## BEGIN Stored records

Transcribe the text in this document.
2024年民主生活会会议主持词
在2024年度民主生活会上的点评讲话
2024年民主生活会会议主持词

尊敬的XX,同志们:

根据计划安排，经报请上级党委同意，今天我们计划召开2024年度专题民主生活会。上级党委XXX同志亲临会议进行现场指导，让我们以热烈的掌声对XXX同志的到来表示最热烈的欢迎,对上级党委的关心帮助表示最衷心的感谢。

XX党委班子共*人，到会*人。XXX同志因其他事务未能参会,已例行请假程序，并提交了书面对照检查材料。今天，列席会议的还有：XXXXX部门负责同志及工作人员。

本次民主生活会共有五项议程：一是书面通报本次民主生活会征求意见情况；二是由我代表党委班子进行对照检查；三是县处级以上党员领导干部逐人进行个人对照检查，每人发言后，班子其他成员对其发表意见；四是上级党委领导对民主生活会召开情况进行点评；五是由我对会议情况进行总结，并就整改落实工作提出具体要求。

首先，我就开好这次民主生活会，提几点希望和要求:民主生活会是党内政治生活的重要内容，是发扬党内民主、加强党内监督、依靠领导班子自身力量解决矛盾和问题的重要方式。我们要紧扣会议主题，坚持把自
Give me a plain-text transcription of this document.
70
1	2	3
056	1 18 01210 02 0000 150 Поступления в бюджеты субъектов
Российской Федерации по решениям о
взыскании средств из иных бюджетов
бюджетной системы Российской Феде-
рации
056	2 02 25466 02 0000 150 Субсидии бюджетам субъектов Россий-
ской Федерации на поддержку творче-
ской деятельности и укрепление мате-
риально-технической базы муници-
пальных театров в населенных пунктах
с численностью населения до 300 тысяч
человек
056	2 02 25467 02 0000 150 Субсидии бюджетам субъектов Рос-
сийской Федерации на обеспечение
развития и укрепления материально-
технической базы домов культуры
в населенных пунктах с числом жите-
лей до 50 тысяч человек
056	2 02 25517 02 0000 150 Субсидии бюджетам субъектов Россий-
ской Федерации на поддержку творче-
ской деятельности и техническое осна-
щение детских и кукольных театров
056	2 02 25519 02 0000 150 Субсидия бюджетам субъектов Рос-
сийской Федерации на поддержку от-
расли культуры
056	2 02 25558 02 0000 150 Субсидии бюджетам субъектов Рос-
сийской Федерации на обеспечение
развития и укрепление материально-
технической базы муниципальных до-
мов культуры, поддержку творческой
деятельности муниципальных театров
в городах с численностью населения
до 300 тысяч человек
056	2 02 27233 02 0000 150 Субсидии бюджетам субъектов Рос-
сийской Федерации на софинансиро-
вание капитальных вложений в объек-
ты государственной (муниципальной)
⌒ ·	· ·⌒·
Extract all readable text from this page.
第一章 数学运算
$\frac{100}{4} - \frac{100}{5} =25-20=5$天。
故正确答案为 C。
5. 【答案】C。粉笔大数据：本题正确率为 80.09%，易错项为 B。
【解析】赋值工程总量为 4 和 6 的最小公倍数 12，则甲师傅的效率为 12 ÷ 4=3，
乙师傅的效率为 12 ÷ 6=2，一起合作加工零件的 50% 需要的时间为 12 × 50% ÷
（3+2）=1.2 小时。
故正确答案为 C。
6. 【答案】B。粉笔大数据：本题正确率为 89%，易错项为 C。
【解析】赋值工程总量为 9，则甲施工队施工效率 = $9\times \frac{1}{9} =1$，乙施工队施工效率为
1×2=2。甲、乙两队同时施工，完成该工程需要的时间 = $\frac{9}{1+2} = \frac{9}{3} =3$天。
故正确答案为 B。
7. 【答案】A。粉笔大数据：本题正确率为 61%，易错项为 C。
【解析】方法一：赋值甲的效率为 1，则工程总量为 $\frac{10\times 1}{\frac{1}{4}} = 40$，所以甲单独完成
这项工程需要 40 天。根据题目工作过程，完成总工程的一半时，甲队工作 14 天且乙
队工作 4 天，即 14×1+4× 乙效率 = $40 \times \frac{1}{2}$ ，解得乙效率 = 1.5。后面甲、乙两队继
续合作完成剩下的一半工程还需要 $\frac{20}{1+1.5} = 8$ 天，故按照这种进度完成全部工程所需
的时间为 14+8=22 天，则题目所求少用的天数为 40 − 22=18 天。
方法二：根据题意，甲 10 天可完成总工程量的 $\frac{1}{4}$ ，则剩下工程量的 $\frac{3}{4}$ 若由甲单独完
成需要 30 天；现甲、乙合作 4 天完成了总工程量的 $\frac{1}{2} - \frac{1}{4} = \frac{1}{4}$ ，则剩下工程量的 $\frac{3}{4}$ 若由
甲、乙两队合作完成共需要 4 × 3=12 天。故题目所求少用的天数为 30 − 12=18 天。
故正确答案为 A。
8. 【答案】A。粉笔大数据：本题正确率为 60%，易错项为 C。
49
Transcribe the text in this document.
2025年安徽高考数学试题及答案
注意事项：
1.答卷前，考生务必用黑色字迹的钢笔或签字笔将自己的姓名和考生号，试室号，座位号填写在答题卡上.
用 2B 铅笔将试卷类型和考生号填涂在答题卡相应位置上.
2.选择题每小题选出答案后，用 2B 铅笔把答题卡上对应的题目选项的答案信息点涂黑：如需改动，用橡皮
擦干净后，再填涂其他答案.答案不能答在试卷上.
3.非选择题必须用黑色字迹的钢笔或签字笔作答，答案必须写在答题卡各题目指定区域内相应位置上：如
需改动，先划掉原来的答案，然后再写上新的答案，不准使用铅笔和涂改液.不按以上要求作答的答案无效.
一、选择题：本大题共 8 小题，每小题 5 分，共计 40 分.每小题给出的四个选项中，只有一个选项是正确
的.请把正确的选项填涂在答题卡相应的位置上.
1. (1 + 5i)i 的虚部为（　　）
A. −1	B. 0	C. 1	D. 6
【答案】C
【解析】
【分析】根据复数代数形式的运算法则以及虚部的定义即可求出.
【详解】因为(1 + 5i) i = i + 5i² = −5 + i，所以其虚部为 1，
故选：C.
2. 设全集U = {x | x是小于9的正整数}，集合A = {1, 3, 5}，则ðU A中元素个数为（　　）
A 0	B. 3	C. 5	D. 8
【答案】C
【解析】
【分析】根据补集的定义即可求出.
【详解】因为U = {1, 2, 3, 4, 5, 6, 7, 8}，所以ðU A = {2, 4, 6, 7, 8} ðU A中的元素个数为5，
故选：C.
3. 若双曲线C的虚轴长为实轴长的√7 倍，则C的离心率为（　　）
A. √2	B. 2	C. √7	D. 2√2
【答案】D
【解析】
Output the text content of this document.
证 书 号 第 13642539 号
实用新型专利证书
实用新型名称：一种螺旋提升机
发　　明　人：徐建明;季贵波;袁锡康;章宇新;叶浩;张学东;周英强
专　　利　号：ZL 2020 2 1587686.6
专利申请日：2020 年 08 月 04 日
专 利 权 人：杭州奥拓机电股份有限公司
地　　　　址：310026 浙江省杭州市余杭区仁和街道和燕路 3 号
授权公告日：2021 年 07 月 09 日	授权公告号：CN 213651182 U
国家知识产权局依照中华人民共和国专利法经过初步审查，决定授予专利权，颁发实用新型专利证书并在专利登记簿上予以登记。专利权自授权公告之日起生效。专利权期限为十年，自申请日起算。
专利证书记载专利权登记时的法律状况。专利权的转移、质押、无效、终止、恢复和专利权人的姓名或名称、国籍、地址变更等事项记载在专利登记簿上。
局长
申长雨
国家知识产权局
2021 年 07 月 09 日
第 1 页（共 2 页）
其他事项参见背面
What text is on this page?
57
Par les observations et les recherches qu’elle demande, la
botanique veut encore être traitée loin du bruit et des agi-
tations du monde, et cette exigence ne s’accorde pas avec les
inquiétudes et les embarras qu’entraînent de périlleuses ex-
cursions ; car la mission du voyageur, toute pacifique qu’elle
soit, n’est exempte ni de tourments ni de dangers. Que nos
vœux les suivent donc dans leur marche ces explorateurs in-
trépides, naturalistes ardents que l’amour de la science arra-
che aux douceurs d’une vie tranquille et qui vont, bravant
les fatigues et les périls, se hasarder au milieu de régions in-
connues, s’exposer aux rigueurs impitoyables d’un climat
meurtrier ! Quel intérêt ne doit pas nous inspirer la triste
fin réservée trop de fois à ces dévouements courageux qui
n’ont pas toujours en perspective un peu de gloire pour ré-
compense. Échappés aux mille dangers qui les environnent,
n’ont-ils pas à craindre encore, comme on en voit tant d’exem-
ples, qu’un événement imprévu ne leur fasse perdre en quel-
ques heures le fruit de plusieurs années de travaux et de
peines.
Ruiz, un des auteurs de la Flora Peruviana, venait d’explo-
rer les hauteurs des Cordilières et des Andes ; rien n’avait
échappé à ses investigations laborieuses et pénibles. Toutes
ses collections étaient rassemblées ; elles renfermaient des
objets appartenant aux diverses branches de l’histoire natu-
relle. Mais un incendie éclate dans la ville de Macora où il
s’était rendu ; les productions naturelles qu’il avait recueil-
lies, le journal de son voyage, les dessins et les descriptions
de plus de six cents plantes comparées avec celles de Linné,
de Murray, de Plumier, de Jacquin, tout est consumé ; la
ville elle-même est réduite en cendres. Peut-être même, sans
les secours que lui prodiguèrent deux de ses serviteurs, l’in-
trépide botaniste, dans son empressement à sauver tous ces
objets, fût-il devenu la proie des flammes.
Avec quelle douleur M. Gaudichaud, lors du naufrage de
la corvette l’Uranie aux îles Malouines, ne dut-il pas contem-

## END Stored records

Short task:
Lines of the listing that contain the word "avait" are to be counted; report only their number.

Task response:
2